- **EXCERPT PROVIDED**:
######

Being an entrepreneur is one of the hardest jobs there is. OK, so it’s not high altitude forest-fire fighting, (unless you’re starting a fire jumping service!).
Every entrepreneur knows, though, that in the quest to make a difference for customers, you face challenges and daunting uncertainties. And lots of opportunity for self-doubt.
If you’re lucky enough to get past the new idea stage, and start to get some real (paying) customers, the challenges and worries change. But, of course, they don’t go away.
And then there’s the whole matter of raising money. Most of the money available comes with “advice.” Not all advice is created equal, and not all advice givers make good investors.
One of the hardest challenges has to be sorting out advice based on…something.
I like experience-based advice, coming from someone or somewhere that has the proof of experience to back them up. That’s step one.
Step two is someone who mostly asks questions about facts and assumptions, who causes you to think, and to ask yourself questions.

######

- **MATERIAL PROVIDED**:
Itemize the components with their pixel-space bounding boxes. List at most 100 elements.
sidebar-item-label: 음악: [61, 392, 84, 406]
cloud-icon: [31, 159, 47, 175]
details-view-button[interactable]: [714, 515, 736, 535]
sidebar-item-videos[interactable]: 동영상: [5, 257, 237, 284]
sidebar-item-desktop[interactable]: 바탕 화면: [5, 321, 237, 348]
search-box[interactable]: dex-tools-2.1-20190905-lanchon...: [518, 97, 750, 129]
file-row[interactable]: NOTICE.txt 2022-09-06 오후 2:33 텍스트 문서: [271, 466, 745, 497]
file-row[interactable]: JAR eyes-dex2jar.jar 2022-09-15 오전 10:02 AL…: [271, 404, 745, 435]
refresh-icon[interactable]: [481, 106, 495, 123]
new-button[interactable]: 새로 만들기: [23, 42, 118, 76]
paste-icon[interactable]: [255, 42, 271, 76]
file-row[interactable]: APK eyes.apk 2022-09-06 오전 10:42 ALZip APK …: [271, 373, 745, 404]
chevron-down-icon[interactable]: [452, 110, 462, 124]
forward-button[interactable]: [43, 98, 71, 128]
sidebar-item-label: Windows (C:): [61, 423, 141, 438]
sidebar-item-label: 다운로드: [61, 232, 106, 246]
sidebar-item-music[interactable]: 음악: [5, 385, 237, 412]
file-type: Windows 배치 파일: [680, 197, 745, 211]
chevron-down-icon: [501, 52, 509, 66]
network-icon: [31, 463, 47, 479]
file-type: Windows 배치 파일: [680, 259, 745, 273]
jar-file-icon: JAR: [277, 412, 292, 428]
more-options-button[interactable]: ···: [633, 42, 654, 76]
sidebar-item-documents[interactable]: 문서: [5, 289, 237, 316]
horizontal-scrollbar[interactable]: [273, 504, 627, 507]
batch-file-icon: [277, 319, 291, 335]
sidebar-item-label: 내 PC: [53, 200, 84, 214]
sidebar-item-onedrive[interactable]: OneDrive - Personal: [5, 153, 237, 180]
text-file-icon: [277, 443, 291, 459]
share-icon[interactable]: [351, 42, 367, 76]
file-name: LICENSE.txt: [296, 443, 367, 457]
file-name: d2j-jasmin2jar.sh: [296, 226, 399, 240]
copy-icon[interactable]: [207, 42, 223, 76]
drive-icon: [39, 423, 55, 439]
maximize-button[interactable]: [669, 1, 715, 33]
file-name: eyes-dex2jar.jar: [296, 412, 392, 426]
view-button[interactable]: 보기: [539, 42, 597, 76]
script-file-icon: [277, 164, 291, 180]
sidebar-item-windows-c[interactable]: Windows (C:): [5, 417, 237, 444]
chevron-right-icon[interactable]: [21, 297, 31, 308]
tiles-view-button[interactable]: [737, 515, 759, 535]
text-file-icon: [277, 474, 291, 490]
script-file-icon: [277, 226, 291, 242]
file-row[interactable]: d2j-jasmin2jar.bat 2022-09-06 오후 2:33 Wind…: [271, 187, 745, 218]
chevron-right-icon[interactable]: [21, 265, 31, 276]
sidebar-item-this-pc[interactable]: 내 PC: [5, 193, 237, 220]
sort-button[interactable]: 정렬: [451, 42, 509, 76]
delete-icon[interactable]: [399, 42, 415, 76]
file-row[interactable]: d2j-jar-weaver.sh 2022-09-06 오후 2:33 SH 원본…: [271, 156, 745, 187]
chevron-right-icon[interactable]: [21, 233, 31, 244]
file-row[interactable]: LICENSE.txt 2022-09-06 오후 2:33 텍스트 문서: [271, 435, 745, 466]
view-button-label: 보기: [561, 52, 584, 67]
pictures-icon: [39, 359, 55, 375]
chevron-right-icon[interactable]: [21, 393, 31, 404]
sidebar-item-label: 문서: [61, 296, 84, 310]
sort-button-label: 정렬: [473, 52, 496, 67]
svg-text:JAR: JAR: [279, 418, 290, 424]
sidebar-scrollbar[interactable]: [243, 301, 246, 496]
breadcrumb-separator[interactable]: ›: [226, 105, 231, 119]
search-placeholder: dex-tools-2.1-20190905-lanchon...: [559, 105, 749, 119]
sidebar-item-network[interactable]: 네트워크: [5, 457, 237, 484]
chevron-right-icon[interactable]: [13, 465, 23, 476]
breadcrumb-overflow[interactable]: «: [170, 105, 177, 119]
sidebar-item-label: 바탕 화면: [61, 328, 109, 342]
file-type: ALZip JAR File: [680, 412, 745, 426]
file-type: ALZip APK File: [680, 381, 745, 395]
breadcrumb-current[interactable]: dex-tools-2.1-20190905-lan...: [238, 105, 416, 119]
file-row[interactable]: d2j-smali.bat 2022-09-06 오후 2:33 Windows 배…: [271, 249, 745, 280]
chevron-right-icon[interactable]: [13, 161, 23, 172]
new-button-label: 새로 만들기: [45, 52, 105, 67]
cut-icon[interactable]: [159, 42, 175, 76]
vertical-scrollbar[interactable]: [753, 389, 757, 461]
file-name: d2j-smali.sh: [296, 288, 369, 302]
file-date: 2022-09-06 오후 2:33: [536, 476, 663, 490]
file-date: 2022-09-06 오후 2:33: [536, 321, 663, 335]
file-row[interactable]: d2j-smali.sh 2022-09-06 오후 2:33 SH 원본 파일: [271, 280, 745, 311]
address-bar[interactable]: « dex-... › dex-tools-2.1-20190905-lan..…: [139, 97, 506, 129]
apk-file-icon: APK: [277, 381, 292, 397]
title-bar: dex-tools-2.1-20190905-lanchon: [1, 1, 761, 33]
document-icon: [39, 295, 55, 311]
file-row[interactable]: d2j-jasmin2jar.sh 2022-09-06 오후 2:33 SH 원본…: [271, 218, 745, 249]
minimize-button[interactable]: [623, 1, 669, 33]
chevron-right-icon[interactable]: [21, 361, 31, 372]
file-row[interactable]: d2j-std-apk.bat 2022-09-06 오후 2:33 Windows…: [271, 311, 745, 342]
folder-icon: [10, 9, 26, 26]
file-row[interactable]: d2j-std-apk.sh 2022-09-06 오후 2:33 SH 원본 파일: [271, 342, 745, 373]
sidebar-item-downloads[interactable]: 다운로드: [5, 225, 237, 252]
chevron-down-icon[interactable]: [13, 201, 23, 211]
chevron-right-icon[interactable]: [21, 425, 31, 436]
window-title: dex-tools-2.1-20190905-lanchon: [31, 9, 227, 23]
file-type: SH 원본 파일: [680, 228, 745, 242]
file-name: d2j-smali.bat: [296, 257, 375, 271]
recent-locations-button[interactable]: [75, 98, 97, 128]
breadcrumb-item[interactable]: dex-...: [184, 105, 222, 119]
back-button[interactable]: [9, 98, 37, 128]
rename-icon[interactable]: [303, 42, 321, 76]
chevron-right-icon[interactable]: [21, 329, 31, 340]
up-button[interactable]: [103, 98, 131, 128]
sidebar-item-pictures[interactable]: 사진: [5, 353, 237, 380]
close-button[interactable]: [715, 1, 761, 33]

######

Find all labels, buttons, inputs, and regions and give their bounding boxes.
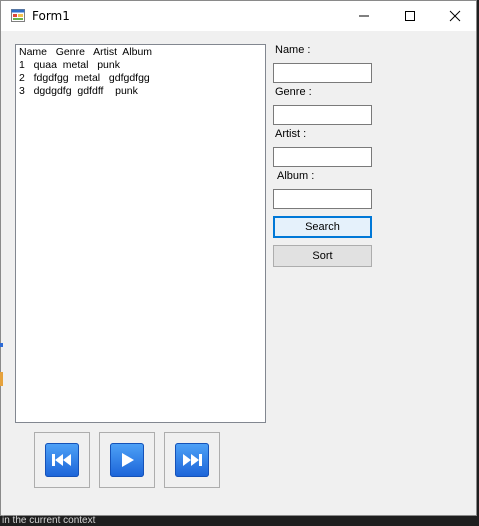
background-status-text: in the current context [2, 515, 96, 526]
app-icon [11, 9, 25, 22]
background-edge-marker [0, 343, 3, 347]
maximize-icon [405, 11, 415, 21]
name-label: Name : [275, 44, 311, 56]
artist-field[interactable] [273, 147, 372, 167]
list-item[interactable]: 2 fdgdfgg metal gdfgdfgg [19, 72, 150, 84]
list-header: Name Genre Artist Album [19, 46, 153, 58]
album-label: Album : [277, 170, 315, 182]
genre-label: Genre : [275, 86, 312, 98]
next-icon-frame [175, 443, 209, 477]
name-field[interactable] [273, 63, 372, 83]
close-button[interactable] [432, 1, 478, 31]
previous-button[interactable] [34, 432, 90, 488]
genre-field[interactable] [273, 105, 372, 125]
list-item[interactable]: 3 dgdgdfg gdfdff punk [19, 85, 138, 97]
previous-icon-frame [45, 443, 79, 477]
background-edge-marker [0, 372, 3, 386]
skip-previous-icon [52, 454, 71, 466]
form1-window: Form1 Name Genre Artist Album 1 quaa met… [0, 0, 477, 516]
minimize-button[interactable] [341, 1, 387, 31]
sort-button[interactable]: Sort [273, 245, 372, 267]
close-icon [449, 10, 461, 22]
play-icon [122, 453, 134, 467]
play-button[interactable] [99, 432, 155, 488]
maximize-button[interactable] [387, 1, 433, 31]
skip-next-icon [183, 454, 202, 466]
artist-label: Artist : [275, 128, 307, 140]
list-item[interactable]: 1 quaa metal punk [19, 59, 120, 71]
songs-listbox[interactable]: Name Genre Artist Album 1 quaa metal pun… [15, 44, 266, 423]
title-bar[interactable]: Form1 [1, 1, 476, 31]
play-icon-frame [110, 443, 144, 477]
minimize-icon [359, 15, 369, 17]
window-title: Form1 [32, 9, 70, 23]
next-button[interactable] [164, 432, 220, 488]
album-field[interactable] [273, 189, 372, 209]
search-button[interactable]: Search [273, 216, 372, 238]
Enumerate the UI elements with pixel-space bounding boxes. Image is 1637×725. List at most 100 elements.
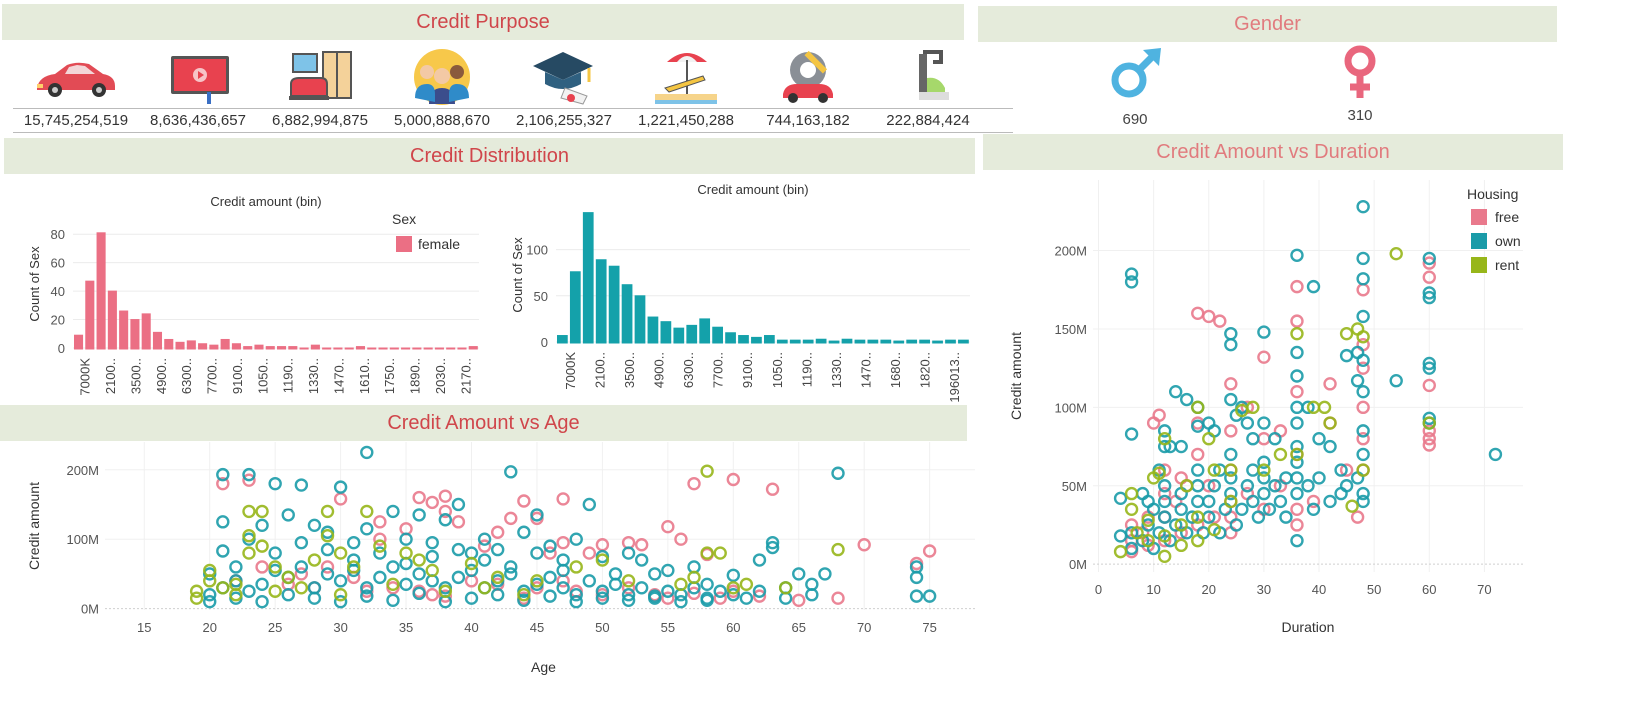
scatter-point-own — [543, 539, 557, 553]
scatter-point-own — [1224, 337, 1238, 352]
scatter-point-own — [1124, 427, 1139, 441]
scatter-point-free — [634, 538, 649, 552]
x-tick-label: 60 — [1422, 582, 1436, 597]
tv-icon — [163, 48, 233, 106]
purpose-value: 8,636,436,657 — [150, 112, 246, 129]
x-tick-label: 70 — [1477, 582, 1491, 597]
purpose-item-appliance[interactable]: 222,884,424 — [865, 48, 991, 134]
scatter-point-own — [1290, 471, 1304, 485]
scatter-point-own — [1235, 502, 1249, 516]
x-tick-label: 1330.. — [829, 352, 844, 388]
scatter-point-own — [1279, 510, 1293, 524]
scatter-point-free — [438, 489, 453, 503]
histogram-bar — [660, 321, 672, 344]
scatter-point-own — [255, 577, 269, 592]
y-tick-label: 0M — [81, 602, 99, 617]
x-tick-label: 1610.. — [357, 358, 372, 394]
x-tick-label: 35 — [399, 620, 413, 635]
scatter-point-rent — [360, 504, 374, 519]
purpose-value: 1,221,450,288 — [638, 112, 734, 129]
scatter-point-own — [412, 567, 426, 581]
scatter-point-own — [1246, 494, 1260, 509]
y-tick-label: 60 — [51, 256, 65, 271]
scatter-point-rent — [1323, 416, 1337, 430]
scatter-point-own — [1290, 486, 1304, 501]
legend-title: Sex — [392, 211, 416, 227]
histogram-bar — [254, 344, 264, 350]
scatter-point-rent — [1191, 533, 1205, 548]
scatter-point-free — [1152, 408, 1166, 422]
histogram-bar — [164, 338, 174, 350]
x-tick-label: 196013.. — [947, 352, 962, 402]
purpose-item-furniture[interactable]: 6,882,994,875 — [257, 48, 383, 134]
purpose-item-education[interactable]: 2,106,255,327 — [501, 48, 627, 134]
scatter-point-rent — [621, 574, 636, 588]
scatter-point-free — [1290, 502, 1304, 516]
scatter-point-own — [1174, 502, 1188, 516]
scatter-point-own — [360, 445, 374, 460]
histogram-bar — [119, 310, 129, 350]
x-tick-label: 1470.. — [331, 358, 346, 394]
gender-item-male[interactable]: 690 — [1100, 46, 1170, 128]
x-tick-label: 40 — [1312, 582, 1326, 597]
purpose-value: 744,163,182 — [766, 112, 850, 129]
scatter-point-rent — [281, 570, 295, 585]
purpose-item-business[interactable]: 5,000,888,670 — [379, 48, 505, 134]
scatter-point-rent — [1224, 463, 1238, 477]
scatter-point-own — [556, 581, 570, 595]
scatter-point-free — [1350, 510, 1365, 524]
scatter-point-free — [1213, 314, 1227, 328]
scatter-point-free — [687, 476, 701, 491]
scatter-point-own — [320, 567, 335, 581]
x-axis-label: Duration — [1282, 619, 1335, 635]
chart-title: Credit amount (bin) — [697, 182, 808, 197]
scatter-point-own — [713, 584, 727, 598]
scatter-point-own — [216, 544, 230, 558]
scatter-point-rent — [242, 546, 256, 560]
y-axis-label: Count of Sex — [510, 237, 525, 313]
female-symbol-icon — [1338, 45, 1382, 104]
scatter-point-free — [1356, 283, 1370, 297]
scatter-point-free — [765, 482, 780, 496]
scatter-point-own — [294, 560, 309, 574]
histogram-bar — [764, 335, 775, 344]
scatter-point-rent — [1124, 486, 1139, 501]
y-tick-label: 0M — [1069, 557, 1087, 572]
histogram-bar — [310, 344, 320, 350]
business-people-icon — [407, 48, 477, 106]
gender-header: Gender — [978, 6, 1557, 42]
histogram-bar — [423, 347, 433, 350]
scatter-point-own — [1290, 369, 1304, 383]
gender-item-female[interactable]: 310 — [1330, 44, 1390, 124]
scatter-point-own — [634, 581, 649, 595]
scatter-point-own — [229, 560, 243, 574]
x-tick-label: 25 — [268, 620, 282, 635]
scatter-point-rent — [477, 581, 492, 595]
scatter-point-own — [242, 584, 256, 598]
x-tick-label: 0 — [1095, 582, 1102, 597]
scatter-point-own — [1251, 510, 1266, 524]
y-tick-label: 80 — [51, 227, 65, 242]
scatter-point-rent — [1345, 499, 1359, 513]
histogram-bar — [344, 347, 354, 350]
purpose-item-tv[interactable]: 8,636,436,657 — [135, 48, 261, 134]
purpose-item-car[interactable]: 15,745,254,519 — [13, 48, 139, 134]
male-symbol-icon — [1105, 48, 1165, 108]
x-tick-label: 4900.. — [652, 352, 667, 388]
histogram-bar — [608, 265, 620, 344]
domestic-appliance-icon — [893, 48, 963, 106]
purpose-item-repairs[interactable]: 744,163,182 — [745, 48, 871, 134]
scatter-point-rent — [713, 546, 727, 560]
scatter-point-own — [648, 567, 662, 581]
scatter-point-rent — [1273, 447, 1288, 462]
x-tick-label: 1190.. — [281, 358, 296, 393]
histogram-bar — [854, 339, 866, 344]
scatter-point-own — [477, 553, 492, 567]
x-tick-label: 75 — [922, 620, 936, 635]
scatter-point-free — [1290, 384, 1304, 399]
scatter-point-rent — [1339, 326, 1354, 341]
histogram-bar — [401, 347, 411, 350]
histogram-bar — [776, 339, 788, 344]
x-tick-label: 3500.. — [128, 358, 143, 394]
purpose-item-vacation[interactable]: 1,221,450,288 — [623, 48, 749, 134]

######

- **EXERCISE GOAL**:
Echo the whole text on entrepreneurs and advice word for word. The lines above were drawn from a different source than the text.

- **WRITTEN SOLUTION**:
Being an entrepreneur is one of the hardest jobs there is. OK, so it’s not high altitude forest-fire fighting, (unless you’re starting a fire jumping service!).
Every entrepreneur knows, though, that in the quest to make a difference for customers, you face challenges and daunting uncertainties. And lots of opportunity for self-doubt.
If you’re lucky enough to get past the new idea stage, and start to get some real (paying) customers, the challenges and worries change. But, of course, they don’t go away.
And then there’s the whole matter of raising money. Most of the money available comes with “advice.” Not all advice is created equal, and not all advice givers make good investors.
One of the hardest challenges has to be sorting out advice based on…something.
I like experience-based advice, coming from someone or somewhere that has the proof of experience to back them up. That’s step one.
Step two is someone who mostly asks questions about facts and assumptions, who causes you to think, and to ask yourself questions.